═══ TRECHO DO TEXTO ═══

Quais outros temas importantes foram abordados na COP?
Outro artigo também abordado no livro de regras tratou da transparência para, por exemplo, garantir que o país que reduziu suas emissões não vendam uma parcela disso como crédito para o outro debitar de suas metas. É necessário estabelecer critérios para não ter a dupla contagem e outras questões, e também foi criado outro GT para tratar cooperação de não mercado, onde víamos algum potencial para trabalhar políticas públicas sem ser via precificação do carbono. Ligar isso a políticas de valorização dos territórios e práticas das comunidades e povos tradicionais, e ao mesmo tempo garantir o direito às suas terras. Isso não aparece na negociação, mas pode ter alguma potencialidade ainda que pouca gente olhe para esse artigo e pressione. Porque acaba ficando junto ao mercado de carbono e confunde um pouco por conta da própria lógica do sistema, se não vai virar algum tipo de compensação mesmo que não seja monetária.
Como foram as atividades do lado de fora na Cúpula dos Povos?

═══

# O QUE FAZER
[A] Segundo o trecho sobre a COP, para tratar de que tema foi criado outro GT?
[B] Estenda o trecho sobre a COP a partir do ponto em que ele termina.

═══ DADOS FORNECIDOS ═══

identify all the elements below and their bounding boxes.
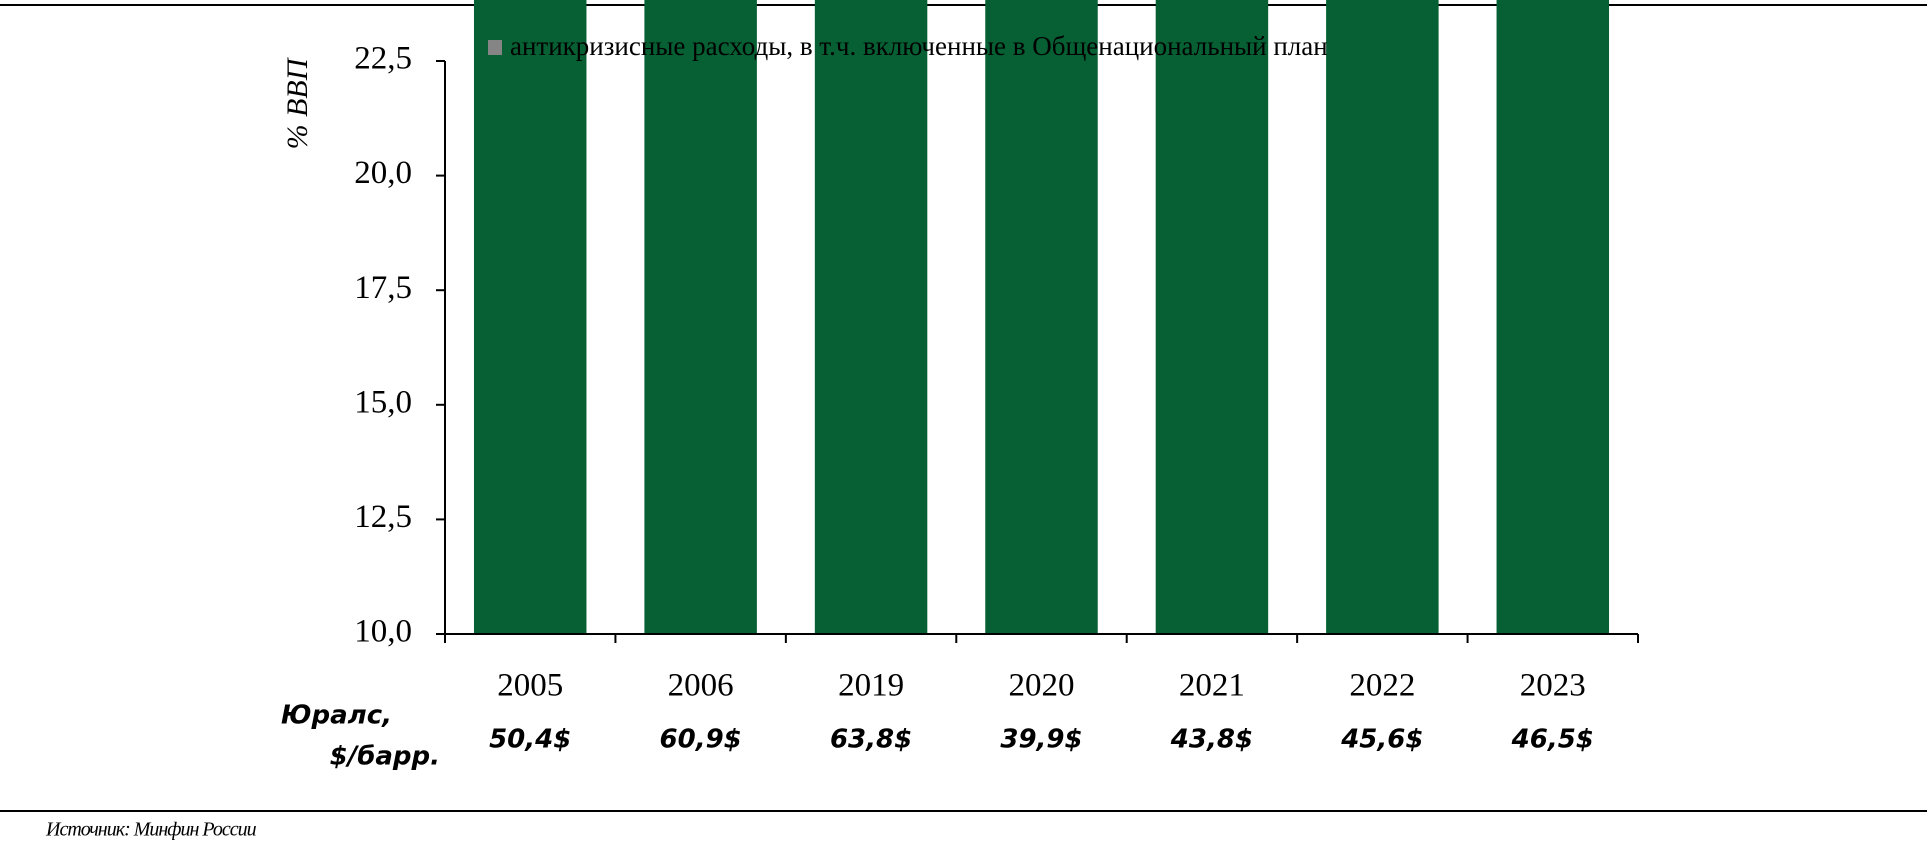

═══

# RESPOSTAS POR TAREFA
[A] Para tratar da cooperação de não mercado.

[B]
Muito bacana, mesmo com todas as restrições e o distanciamento. Foi espalhada em vários lugares, então não dava para você ter uma noção do todo. Acabei participando de mais atividades virtuais, porque na época da inscrição não estava confirmada minha ida, mas cheguei a participar de duas presenciais e foi bem interessante interagir com as pessoas. No dia de ação global nunca tinha visto uma marcha tão grande, nem aqui na Rio+20 que houve uma super expressiva por justiça climática. A polícia disse que tinha 100 mil pessoas, mas parecia muito mais porque não vi o início nem o final e andei 2h30 pela lateral. A população abraçou bastante a marcha, tinha muita família, um processo muito legal.
E essas metas que a sociedade civil aponta como falsas soluções, saiu algo concreto?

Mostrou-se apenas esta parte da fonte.